Stated exercise ▸ Without the pictures, give the entries below again exactly as written.

[Dataset items]
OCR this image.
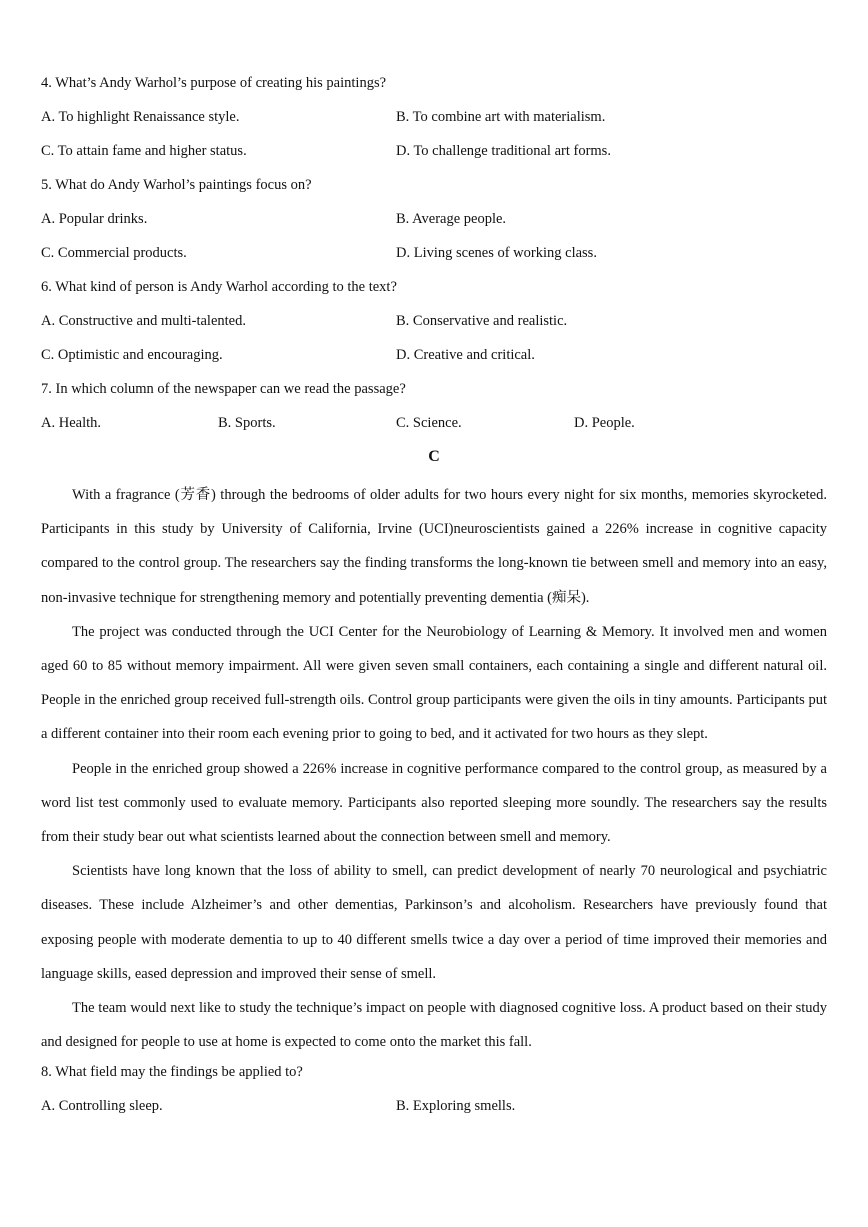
4. What’s Andy Warhol’s purpose of creating his paintings?
A. To highlight Renaissance style.	B. To combine art with materialism.
C. To attain fame and higher status.	D. To challenge traditional art forms.
5. What do Andy Warhol’s paintings focus on?
A. Popular drinks.	B. Average people.
C. Commercial products.	D. Living scenes of working class.
6. What kind of person is Andy Warhol according to the text?
A. Constructive and multi-talented.	B. Conservative and realistic.
C. Optimistic and encouraging.	D. Creative and critical.
7. In which column of the newspaper can we read the passage?
A. Health.	B. Sports.	C. Science.	D. People.
C

With a fragrance (芳香) through the bedrooms of older adults for two hours every night for six months, memories skyrocketed. Participants in this study by University of California, Irvine (UCI)neuroscientists gained a 226% increase in cognitive capacity compared to the control group. The researchers say the finding transforms the long-known tie between smell and memory into an easy, non-invasive technique for strengthening memory and potentially preventing dementia (痴呆).

The project was conducted through the UCI Center for the Neurobiology of Learning & Memory. It involved men and women aged 60 to 85 without memory impairment. All were given seven small containers, each containing a single and different natural oil. People in the enriched group received full-strength oils. Control group participants were given the oils in tiny amounts. Participants put a different container into their room each evening prior to going to bed, and it activated for two hours as they slept.

People in the enriched group showed a 226% increase in cognitive performance compared to the control group, as measured by a word list test commonly used to evaluate memory. Participants also reported sleeping more soundly. The researchers say the results from their study bear out what scientists learned about the connection between smell and memory.

Scientists have long known that the loss of ability to smell, can predict development of nearly 70 neurological and psychiatric diseases. These include Alzheimer’s and other dementias, Parkinson’s and alcoholism. Researchers have previously found that exposing people with moderate dementia to up to 40 different smells twice a day over a period of time improved their memories and language skills, eased depression and improved their sense of smell.

The team would next like to study the technique’s impact on people with diagnosed cognitive loss. A product based on their study and designed for people to use at home is expected to come onto the market this fall.

8. What field may the findings be applied to?
A. Controlling sleep.	B. Exploring smells.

Answer below ▸
OCR this image.
4. What’s Andy Warhol’s purpose of creating his paintings?
A. To highlight Renaissance style.	B. To combine art with materialism.
C. To attain fame and higher status.	D. To challenge traditional art forms.
5. What do Andy Warhol’s paintings focus on?
A. Popular drinks.	B. Average people.
C. Commercial products.	D. Living scenes of working class.
6. What kind of person is Andy Warhol according to the text?
A. Constructive and multi-talented.	B. Conservative and realistic.
C. Optimistic and encouraging.	D. Creative and critical.
7. In which column of the newspaper can we read the passage?
A. Health.	B. Sports.	C. Science.	D. People.
C

With a fragrance (芳香) through the bedrooms of older adults for two hours every night for six months, memories skyrocketed. Participants in this study by University of California, Irvine (UCI)neuroscientists gained a 226% increase in cognitive capacity compared to the control group. The researchers say the finding transforms the long-known tie between smell and memory into an easy, non-invasive technique for strengthening memory and potentially preventing dementia (痴呆).

The project was conducted through the UCI Center for the Neurobiology of Learning & Memory. It involved men and women aged 60 to 85 without memory impairment. All were given seven small containers, each containing a single and different natural oil. People in the enriched group received full-strength oils. Control group participants were given the oils in tiny amounts. Participants put a different container into their room each evening prior to going to bed, and it activated for two hours as they slept.

People in the enriched group showed a 226% increase in cognitive performance compared to the control group, as measured by a word list test commonly used to evaluate memory. Participants also reported sleeping more soundly. The researchers say the results from their study bear out what scientists learned about the connection between smell and memory.

Scientists have long known that the loss of ability to smell, can predict development of nearly 70 neurological and psychiatric diseases. These include Alzheimer’s and other dementias, Parkinson’s and alcoholism. Researchers have previously found that exposing people with moderate dementia to up to 40 different smells twice a day over a period of time improved their memories and language skills, eased depression and improved their sense of smell.

The team would next like to study the technique’s impact on people with diagnosed cognitive loss. A product based on their study and designed for people to use at home is expected to come onto the market this fall.

8. What field may the findings be applied to?
A. Controlling sleep.	B. Exploring smells.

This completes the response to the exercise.